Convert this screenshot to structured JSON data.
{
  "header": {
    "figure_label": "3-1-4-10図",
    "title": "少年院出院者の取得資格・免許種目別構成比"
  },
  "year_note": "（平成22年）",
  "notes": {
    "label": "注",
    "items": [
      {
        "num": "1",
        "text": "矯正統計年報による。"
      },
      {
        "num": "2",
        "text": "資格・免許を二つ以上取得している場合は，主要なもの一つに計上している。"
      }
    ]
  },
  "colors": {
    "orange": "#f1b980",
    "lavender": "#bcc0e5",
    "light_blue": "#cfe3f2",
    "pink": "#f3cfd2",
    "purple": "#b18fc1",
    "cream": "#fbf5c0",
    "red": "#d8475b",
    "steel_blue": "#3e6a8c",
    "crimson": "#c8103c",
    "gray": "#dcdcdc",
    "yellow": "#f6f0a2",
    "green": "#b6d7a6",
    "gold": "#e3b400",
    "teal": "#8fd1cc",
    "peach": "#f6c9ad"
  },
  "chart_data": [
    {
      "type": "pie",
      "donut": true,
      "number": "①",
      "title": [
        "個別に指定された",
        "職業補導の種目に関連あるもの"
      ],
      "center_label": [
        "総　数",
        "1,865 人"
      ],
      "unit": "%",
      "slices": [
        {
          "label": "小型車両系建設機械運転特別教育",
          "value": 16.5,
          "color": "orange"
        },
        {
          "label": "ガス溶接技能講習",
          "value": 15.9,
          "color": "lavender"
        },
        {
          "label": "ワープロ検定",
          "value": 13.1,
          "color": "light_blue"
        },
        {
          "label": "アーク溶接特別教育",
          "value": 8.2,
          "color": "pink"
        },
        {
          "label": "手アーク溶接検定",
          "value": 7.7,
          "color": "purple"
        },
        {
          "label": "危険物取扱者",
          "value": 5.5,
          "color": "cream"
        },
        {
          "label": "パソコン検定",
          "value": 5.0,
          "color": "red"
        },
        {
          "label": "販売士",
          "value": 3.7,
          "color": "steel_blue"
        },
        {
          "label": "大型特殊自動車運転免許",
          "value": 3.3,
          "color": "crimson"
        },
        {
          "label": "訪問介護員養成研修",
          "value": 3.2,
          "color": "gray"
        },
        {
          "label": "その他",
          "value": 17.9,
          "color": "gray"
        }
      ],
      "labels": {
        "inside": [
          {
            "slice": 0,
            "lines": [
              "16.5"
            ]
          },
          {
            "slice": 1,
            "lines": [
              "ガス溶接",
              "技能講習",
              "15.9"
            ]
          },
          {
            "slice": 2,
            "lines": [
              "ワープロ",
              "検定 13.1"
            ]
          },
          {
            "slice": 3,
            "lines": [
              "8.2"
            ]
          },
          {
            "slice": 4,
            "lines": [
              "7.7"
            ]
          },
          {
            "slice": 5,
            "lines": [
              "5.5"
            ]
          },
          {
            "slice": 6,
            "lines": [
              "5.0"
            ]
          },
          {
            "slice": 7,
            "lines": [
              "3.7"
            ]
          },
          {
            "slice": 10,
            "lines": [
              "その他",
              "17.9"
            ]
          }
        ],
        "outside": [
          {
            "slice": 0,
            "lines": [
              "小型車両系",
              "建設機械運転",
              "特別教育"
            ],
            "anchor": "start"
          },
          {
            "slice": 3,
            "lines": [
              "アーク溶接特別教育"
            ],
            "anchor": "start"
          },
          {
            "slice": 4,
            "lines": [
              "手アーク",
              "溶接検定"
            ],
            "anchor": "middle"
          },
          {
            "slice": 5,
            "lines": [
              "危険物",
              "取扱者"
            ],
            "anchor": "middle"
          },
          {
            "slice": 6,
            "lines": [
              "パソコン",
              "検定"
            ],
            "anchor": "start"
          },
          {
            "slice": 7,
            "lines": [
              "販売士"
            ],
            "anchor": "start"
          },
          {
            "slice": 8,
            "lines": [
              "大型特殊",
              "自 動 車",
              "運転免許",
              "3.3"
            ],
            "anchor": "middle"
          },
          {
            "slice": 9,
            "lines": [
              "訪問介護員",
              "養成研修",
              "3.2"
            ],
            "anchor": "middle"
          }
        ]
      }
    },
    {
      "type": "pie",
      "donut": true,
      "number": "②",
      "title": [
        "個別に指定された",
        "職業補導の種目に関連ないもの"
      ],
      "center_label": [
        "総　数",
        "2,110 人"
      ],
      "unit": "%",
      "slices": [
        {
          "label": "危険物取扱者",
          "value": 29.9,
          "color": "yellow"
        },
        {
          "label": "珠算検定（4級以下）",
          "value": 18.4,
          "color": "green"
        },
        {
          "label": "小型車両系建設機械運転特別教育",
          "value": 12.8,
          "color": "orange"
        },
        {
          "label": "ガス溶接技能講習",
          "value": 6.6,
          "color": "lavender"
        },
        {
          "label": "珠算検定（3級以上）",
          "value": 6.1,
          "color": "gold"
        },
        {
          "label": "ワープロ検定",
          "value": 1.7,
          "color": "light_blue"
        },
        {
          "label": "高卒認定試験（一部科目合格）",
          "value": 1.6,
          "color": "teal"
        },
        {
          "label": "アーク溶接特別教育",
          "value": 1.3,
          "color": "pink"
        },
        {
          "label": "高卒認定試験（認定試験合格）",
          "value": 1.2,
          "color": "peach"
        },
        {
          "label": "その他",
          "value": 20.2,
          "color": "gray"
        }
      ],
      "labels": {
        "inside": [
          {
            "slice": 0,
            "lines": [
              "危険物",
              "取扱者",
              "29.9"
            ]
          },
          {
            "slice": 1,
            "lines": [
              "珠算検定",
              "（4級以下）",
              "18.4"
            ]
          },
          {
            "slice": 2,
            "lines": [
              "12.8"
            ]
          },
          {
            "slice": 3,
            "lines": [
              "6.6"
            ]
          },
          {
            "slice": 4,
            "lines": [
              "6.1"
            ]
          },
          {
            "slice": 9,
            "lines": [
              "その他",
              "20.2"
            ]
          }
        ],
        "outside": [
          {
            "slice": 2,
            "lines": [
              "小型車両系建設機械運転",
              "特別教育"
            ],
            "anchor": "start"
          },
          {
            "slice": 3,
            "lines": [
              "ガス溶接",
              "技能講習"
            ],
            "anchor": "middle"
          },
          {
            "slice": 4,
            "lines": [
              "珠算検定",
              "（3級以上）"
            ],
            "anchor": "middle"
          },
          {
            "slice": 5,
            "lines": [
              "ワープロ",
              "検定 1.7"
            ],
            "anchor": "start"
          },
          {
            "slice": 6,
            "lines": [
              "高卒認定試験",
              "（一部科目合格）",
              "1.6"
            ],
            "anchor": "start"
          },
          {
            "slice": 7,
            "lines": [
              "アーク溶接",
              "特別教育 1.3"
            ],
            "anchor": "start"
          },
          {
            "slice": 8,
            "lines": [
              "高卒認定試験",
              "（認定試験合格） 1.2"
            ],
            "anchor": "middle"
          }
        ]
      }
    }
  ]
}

Goal: Write out every line of the records exactly.

Response below:
Convert this screenshot to structured JSON data.
{
  "header": {
    "figure_label": "3-1-4-10図",
    "title": "少年院出院者の取得資格・免許種目別構成比"
  },
  "year_note": "（平成22年）",
  "notes": {
    "label": "注",
    "items": [
      {
        "num": "1",
        "text": "矯正統計年報による。"
      },
      {
        "num": "2",
        "text": "資格・免許を二つ以上取得している場合は，主要なもの一つに計上している。"
      }
    ]
  },
  "colors": {
    "orange": "#f1b980",
    "lavender": "#bcc0e5",
    "light_blue": "#cfe3f2",
    "pink": "#f3cfd2",
    "purple": "#b18fc1",
    "cream": "#fbf5c0",
    "red": "#d8475b",
    "steel_blue": "#3e6a8c",
    "crimson": "#c8103c",
    "gray": "#dcdcdc",
    "yellow": "#f6f0a2",
    "green": "#b6d7a6",
    "gold": "#e3b400",
    "teal": "#8fd1cc",
    "peach": "#f6c9ad"
  },
  "chart_data": [
    {
      "type": "pie",
      "donut": true,
      "number": "①",
      "title": [
        "個別に指定された",
        "職業補導の種目に関連あるもの"
      ],
      "center_label": [
        "総　数",
        "1,865 人"
      ],
      "unit": "%",
      "slices": [
        {
          "label": "小型車両系建設機械運転特別教育",
          "value": 16.5,
          "color": "orange"
        },
        {
          "label": "ガス溶接技能講習",
          "value": 15.9,
          "color": "lavender"
        },
        {
          "label": "ワープロ検定",
          "value": 13.1,
          "color": "light_blue"
        },
        {
          "label": "アーク溶接特別教育",
          "value": 8.2,
          "color": "pink"
        },
        {
          "label": "手アーク溶接検定",
          "value": 7.7,
          "color": "purple"
        },
        {
          "label": "危険物取扱者",
          "value": 5.5,
          "color": "cream"
        },
        {
          "label": "パソコン検定",
          "value": 5.0,
          "color": "red"
        },
        {
          "label": "販売士",
          "value": 3.7,
          "color": "steel_blue"
        },
        {
          "label": "大型特殊自動車運転免許",
          "value": 3.3,
          "color": "crimson"
        },
        {
          "label": "訪問介護員養成研修",
          "value": 3.2,
          "color": "gray"
        },
        {
          "label": "その他",
          "value": 17.9,
          "color": "gray"
        }
      ],
      "labels": {
        "inside": [
          {
            "slice": 0,
            "lines": [
              "16.5"
            ]
          },
          {
            "slice": 1,
            "lines": [
              "ガス溶接",
              "技能講習",
              "15.9"
            ]
          },
          {
            "slice": 2,
            "lines": [
              "ワープロ",
              "検定 13.1"
            ]
          },
          {
            "slice": 3,
            "lines": [
              "8.2"
            ]
          },
          {
            "slice": 4,
            "lines": [
              "7.7"
            ]
          },
          {
            "slice": 5,
            "lines": [
              "5.5"
            ]
          },
          {
            "slice": 6,
            "lines": [
              "5.0"
            ]
          },
          {
            "slice": 7,
            "lines": [
              "3.7"
            ]
          },
          {
            "slice": 10,
            "lines": [
              "その他",
              "17.9"
            ]
          }
        ],
        "outside": [
          {
            "slice": 0,
            "lines": [
              "小型車両系",
              "建設機械運転",
              "特別教育"
            ],
            "anchor": "start"
          },
          {
            "slice": 3,
            "lines": [
              "アーク溶接特別教育"
            ],
            "anchor": "start"
          },
          {
            "slice": 4,
            "lines": [
              "手アーク",
              "溶接検定"
            ],
            "anchor": "middle"
          },
          {
            "slice": 5,
            "lines": [
              "危険物",
              "取扱者"
            ],
            "anchor": "middle"
          },
          {
            "slice": 6,
            "lines": [
              "パソコン",
              "検定"
            ],
            "anchor": "start"
          },
          {
            "slice": 7,
            "lines": [
              "販売士"
            ],
            "anchor": "start"
          },
          {
            "slice": 8,
            "lines": [
              "大型特殊",
              "自 動 車",
              "運転免許",
              "3.3"
            ],
            "anchor": "middle"
          },
          {
            "slice": 9,
            "lines": [
              "訪問介護員",
              "養成研修",
              "3.2"
            ],
            "anchor": "middle"
          }
        ]
      }
    },
    {
      "type": "pie",
      "donut": true,
      "number": "②",
      "title": [
        "個別に指定された",
        "職業補導の種目に関連ないもの"
      ],
      "center_label": [
        "総　数",
        "2,110 人"
      ],
      "unit": "%",
      "slices": [
        {
          "label": "危険物取扱者",
          "value": 29.9,
          "color": "yellow"
        },
        {
          "label": "珠算検定（4級以下）",
          "value": 18.4,
          "color": "green"
        },
        {
          "label": "小型車両系建設機械運転特別教育",
          "value": 12.8,
          "color": "orange"
        },
        {
          "label": "ガス溶接技能講習",
          "value": 6.6,
          "color": "lavender"
        },
        {
          "label": "珠算検定（3級以上）",
          "value": 6.1,
          "color": "gold"
        },
        {
          "label": "ワープロ検定",
          "value": 1.7,
          "color": "light_blue"
        },
        {
          "label": "高卒認定試験（一部科目合格）",
          "value": 1.6,
          "color": "teal"
        },
        {
          "label": "アーク溶接特別教育",
          "value": 1.3,
          "color": "pink"
        },
        {
          "label": "高卒認定試験（認定試験合格）",
          "value": 1.2,
          "color": "peach"
        },
        {
          "label": "その他",
          "value": 20.2,
          "color": "gray"
        }
      ],
      "labels": {
        "inside": [
          {
            "slice": 0,
            "lines": [
              "危険物",
              "取扱者",
              "29.9"
            ]
          },
          {
            "slice": 1,
            "lines": [
              "珠算検定",
              "（4級以下）",
              "18.4"
            ]
          },
          {
            "slice": 2,
            "lines": [
              "12.8"
            ]
          },
          {
            "slice": 3,
            "lines": [
              "6.6"
            ]
          },
          {
            "slice": 4,
            "lines": [
              "6.1"
            ]
          },
          {
            "slice": 9,
            "lines": [
              "その他",
              "20.2"
            ]
          }
        ],
        "outside": [
          {
            "slice": 2,
            "lines": [
              "小型車両系建設機械運転",
              "特別教育"
            ],
            "anchor": "start"
          },
          {
            "slice": 3,
            "lines": [
              "ガス溶接",
              "技能講習"
            ],
            "anchor": "middle"
          },
          {
            "slice": 4,
            "lines": [
              "珠算検定",
              "（3級以上）"
            ],
            "anchor": "middle"
          },
          {
            "slice": 5,
            "lines": [
              "ワープロ",
              "検定 1.7"
            ],
            "anchor": "start"
          },
          {
            "slice": 6,
            "lines": [
              "高卒認定試験",
              "（一部科目合格）",
              "1.6"
            ],
            "anchor": "start"
          },
          {
            "slice": 7,
            "lines": [
              "アーク溶接",
              "特別教育 1.3"
            ],
            "anchor": "start"
          },
          {
            "slice": 8,
            "lines": [
              "高卒認定試験",
              "（認定試験合格） 1.2"
            ],
            "anchor": "middle"
          }
        ]
      }
    }
  ]
}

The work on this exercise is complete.